# START OF Available records

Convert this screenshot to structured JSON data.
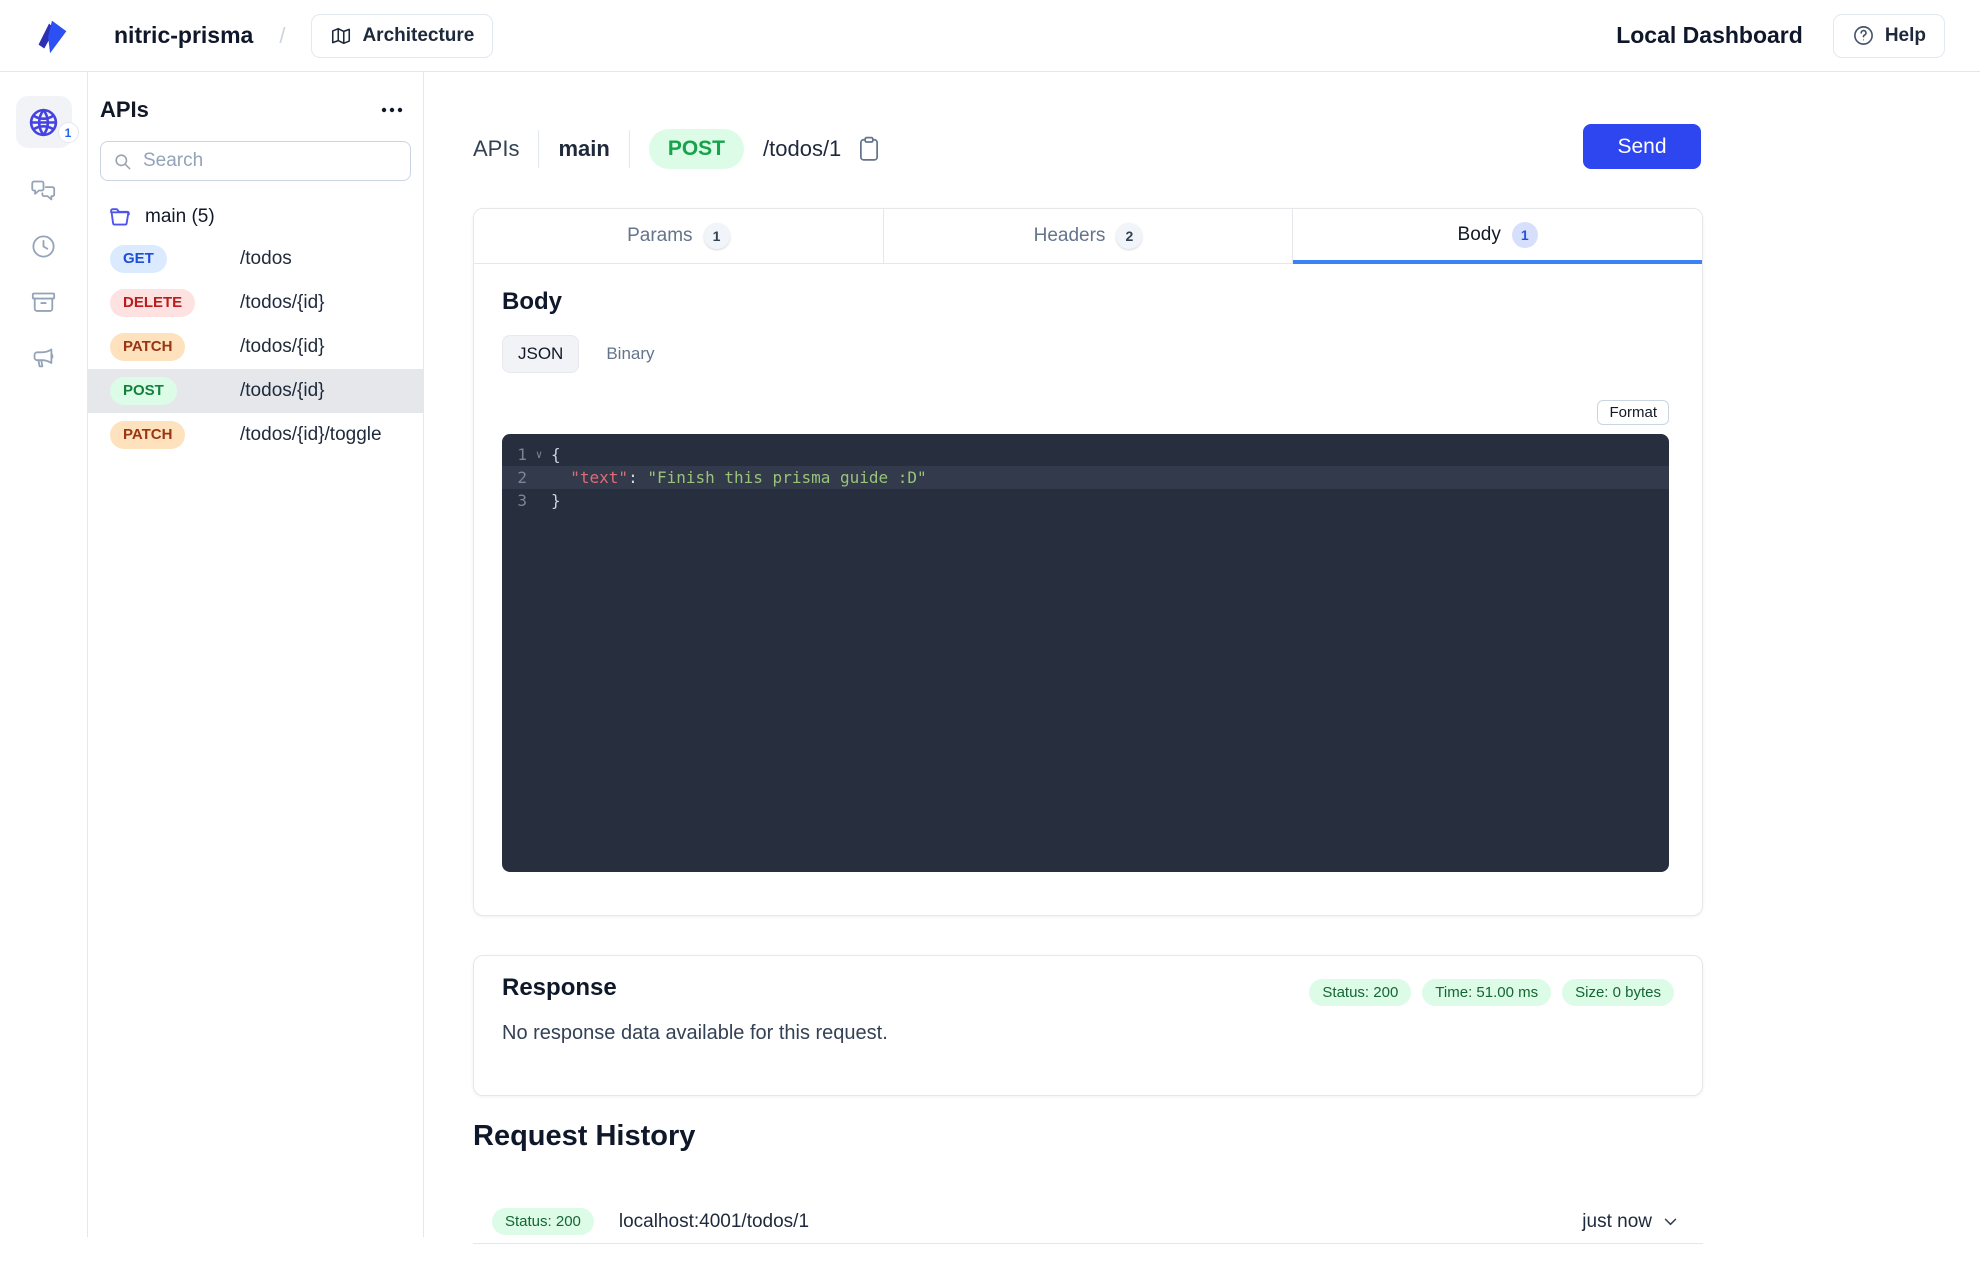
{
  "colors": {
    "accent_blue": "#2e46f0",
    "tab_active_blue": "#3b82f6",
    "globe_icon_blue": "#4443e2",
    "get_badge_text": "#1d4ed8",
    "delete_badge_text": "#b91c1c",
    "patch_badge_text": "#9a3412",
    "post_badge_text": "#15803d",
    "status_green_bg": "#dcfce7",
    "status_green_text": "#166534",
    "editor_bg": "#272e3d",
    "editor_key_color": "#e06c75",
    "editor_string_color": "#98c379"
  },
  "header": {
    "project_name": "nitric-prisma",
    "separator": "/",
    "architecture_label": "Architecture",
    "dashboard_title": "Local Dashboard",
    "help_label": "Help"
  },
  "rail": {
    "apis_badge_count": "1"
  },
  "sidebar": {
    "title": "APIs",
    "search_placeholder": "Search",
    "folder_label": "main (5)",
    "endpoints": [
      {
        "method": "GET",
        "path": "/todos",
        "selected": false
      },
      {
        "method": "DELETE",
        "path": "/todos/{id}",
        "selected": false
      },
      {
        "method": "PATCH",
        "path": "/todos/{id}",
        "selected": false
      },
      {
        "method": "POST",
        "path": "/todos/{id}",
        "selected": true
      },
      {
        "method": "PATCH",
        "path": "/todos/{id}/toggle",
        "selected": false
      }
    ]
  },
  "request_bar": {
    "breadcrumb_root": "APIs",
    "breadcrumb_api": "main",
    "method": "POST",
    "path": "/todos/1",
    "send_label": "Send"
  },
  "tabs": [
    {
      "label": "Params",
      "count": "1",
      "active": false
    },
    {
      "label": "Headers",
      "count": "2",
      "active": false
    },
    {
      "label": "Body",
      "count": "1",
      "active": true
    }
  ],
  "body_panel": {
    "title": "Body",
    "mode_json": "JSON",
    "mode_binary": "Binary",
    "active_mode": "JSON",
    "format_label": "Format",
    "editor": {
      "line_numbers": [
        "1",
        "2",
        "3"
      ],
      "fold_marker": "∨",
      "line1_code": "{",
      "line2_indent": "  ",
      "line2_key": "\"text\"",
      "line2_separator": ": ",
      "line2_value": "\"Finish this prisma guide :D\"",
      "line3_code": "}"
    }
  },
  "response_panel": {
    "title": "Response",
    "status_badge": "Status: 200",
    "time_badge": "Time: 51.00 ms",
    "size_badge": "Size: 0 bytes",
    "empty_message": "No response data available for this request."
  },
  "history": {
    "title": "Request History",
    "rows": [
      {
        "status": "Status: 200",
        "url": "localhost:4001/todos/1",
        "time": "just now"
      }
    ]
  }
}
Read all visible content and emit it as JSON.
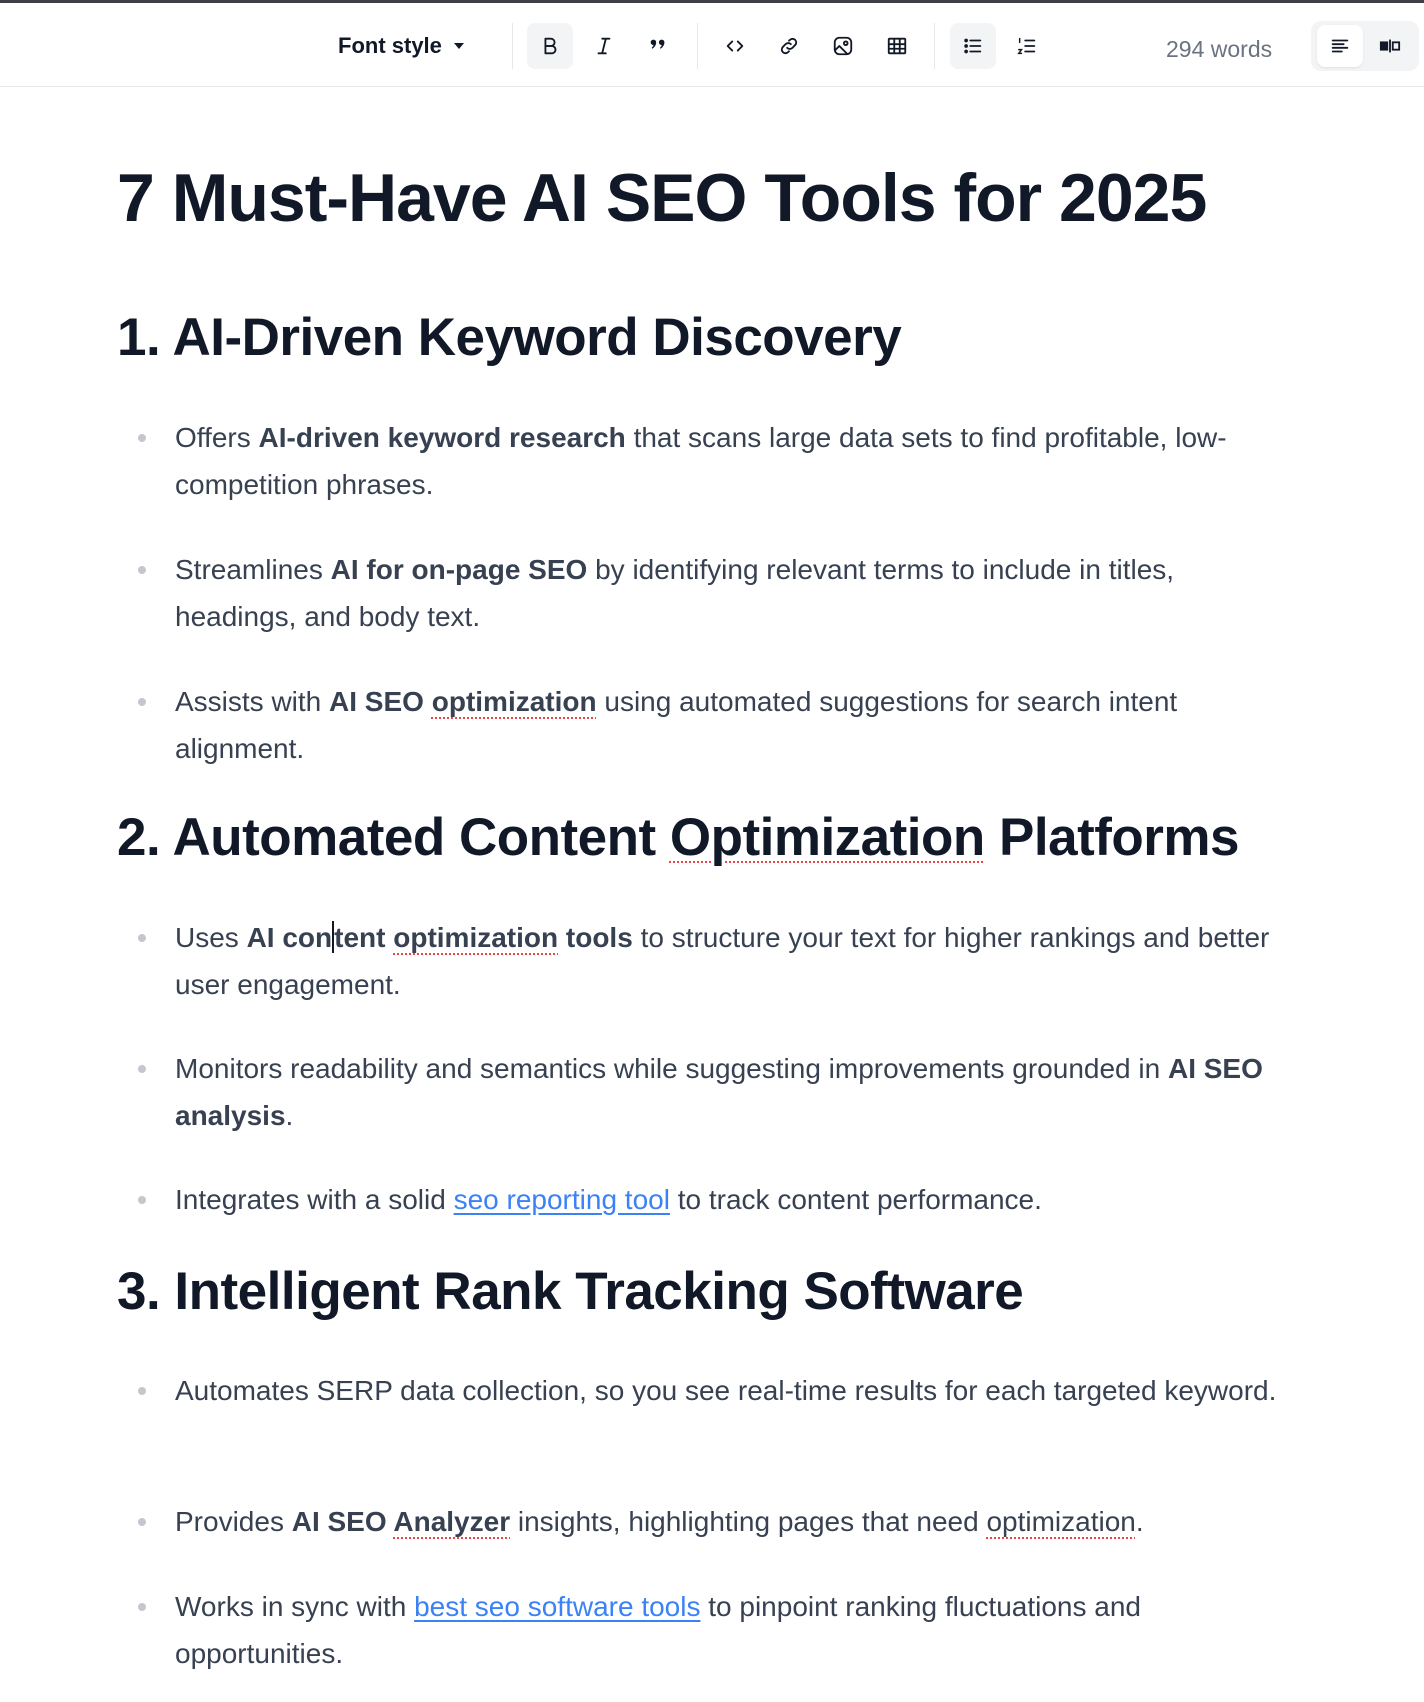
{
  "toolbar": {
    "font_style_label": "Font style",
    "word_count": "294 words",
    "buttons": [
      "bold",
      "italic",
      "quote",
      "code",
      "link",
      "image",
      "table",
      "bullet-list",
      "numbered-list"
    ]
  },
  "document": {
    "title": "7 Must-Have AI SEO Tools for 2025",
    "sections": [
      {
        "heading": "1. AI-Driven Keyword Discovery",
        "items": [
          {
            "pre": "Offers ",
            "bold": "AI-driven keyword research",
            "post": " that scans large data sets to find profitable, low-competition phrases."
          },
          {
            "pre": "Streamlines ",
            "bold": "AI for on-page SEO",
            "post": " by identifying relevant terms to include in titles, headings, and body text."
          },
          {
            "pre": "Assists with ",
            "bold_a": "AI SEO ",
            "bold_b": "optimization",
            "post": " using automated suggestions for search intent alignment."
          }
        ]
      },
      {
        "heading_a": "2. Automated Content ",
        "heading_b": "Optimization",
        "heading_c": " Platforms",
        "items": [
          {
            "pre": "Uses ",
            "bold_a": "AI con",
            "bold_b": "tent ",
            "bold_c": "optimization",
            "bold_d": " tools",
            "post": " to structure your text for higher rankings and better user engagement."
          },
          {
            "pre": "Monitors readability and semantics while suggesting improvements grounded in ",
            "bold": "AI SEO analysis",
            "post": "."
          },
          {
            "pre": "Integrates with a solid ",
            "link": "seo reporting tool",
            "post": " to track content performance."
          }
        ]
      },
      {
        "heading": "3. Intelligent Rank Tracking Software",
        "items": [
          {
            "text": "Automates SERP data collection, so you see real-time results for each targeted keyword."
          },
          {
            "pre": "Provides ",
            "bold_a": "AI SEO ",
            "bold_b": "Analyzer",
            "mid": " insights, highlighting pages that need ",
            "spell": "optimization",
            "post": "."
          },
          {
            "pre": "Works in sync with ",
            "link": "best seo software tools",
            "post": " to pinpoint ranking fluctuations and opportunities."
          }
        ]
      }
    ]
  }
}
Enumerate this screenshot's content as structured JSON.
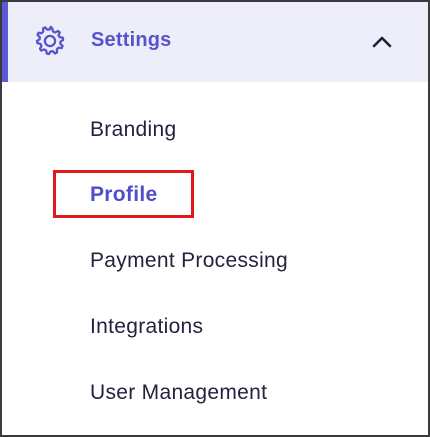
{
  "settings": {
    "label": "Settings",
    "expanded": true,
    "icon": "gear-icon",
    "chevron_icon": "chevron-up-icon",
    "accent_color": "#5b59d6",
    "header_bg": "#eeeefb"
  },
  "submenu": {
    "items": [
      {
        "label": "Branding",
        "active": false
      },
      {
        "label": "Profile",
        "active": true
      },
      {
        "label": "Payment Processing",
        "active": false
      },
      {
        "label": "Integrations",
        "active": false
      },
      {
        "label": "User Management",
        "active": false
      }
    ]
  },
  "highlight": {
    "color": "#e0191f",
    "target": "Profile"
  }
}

# END OF Available records

Filter the listing for the word "method" and copy every line that holds it.

        "method": "GET",
        "method": "DELETE",
        "method": "PATCH",
        "method": "POST",
        "method": "PATCH",
    "method": "POST",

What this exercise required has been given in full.